_REQUIRED WORK_. Print all entries precisely as they are written.

_EXTRACTED ENTRIES_.
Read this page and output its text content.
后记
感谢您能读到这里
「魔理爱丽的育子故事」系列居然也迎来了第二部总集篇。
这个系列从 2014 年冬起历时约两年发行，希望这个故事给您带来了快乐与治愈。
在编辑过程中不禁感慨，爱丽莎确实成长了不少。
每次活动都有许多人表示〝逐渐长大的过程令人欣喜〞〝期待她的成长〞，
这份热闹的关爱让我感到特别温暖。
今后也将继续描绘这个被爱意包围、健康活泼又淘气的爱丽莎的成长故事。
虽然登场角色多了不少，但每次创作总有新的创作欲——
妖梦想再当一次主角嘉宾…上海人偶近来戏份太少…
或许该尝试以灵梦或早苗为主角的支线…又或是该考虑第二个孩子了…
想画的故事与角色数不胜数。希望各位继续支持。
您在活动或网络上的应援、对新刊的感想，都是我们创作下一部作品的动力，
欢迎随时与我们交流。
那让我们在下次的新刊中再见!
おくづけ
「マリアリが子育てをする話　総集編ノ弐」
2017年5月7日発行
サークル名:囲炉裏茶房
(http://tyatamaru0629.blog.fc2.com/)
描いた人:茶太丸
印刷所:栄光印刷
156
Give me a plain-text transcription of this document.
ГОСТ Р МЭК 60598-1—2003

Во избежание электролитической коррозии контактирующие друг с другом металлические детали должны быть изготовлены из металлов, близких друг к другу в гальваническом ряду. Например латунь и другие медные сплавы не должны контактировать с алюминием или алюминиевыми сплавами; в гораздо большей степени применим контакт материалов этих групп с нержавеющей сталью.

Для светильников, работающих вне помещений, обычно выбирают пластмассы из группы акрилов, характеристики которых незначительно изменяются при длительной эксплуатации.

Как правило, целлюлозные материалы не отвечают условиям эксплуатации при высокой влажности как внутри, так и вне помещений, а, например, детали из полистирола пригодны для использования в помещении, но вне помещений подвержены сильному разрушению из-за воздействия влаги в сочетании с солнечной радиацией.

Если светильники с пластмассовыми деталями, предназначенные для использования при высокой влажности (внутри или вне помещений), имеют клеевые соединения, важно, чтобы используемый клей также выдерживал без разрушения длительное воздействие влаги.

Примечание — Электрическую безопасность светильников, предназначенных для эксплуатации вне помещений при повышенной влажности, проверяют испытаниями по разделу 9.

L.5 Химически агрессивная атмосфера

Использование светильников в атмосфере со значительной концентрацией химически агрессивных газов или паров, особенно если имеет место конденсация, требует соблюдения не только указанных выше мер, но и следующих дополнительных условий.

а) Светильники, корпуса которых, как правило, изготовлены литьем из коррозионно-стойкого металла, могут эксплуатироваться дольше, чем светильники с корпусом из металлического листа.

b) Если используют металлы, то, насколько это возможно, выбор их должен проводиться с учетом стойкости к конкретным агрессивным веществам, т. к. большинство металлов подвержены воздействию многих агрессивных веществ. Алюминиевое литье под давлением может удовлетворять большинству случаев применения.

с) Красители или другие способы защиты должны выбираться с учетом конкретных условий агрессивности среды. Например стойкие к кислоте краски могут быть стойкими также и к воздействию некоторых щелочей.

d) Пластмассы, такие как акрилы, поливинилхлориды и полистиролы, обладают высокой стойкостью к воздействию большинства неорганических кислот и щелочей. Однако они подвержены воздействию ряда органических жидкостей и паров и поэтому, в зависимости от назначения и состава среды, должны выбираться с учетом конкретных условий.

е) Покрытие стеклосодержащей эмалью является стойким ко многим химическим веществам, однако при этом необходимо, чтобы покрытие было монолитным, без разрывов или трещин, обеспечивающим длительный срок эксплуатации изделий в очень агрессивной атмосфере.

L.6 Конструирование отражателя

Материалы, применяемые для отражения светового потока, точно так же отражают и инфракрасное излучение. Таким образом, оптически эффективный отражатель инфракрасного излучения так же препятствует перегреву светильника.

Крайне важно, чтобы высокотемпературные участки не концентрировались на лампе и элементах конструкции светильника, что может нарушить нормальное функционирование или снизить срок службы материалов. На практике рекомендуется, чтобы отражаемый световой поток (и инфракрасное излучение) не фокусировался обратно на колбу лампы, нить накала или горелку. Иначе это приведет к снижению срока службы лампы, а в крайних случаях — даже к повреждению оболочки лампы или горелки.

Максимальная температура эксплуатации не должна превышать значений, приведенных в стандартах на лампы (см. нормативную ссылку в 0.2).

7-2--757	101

_TASK SOLUTION_.
Read this page and output its text content.
后记
感谢您能读到这里
「魔理爱丽的育子故事」系列居然也迎来了第二部总集篇。
这个系列从 2014 年冬起历时约两年发行，希望这个故事给您带来了快乐与治愈。
在编辑过程中不禁感慨，爱丽莎确实成长了不少。
每次活动都有许多人表示〝逐渐长大的过程令人欣喜〞〝期待她的成长〞，
这份热闹的关爱让我感到特别温暖。
今后也将继续描绘这个被爱意包围、健康活泼又淘气的爱丽莎的成长故事。
虽然登场角色多了不少，但每次创作总有新的创作欲——
妖梦想再当一次主角嘉宾…上海人偶近来戏份太少…
或许该尝试以灵梦或早苗为主角的支线…又或是该考虑第二个孩子了…
想画的故事与角色数不胜数。希望各位继续支持。
您在活动或网络上的应援、对新刊的感想，都是我们创作下一部作品的动力，
欢迎随时与我们交流。
那让我们在下次的新刊中再见!
おくづけ
「マリアリが子育てをする話　総集編ノ弐」
2017年5月7日発行
サークル名:囲炉裏茶房
(http://tyatamaru0629.blog.fc2.com/)
描いた人:茶太丸
印刷所:栄光印刷
156
Give me a plain-text transcription of this document.
ГОСТ Р МЭК 60598-1—2003

Во избежание электролитической коррозии контактирующие друг с другом металлические детали должны быть изготовлены из металлов, близких друг к другу в гальваническом ряду. Например латунь и другие медные сплавы не должны контактировать с алюминием или алюминиевыми сплавами; в гораздо большей степени применим контакт материалов этих групп с нержавеющей сталью.

Для светильников, работающих вне помещений, обычно выбирают пластмассы из группы акрилов, характеристики которых незначительно изменяются при длительной эксплуатации.

Как правило, целлюлозные материалы не отвечают условиям эксплуатации при высокой влажности как внутри, так и вне помещений, а, например, детали из полистирола пригодны для использования в помещении, но вне помещений подвержены сильному разрушению из-за воздействия влаги в сочетании с солнечной радиацией.

Если светильники с пластмассовыми деталями, предназначенные для использования при высокой влажности (внутри или вне помещений), имеют клеевые соединения, важно, чтобы используемый клей также выдерживал без разрушения длительное воздействие влаги.

Примечание — Электрическую безопасность светильников, предназначенных для эксплуатации вне помещений при повышенной влажности, проверяют испытаниями по разделу 9.

L.5 Химически агрессивная атмосфера

Использование светильников в атмосфере со значительной концентрацией химически агрессивных газов или паров, особенно если имеет место конденсация, требует соблюдения не только указанных выше мер, но и следующих дополнительных условий.

а) Светильники, корпуса которых, как правило, изготовлены литьем из коррозионно-стойкого металла, могут эксплуатироваться дольше, чем светильники с корпусом из металлического листа.

b) Если используют металлы, то, насколько это возможно, выбор их должен проводиться с учетом стойкости к конкретным агрессивным веществам, т. к. большинство металлов подвержены воздействию многих агрессивных веществ. Алюминиевое литье под давлением может удовлетворять большинству случаев применения.

с) Красители или другие способы защиты должны выбираться с учетом конкретных условий агрессивности среды. Например стойкие к кислоте краски могут быть стойкими также и к воздействию некоторых щелочей.

d) Пластмассы, такие как акрилы, поливинилхлориды и полистиролы, обладают высокой стойкостью к воздействию большинства неорганических кислот и щелочей. Однако они подвержены воздействию ряда органических жидкостей и паров и поэтому, в зависимости от назначения и состава среды, должны выбираться с учетом конкретных условий.

е) Покрытие стеклосодержащей эмалью является стойким ко многим химическим веществам, однако при этом необходимо, чтобы покрытие было монолитным, без разрывов или трещин, обеспечивающим длительный срок эксплуатации изделий в очень агрессивной атмосфере.

L.6 Конструирование отражателя

Материалы, применяемые для отражения светового потока, точно так же отражают и инфракрасное излучение. Таким образом, оптически эффективный отражатель инфракрасного излучения так же препятствует перегреву светильника.

Крайне важно, чтобы высокотемпературные участки не концентрировались на лампе и элементах конструкции светильника, что может нарушить нормальное функционирование или снизить срок службы материалов. На практике рекомендуется, чтобы отражаемый световой поток (и инфракрасное излучение) не фокусировался обратно на колбу лампы, нить накала или горелку. Иначе это приведет к снижению срока службы лампы, а в крайних случаях — даже к повреждению оболочки лампы или горелки.

Максимальная температура эксплуатации не должна превышать значений, приведенных в стандартах на лампы (см. нормативную ссылку в 0.2).

7-2--757	101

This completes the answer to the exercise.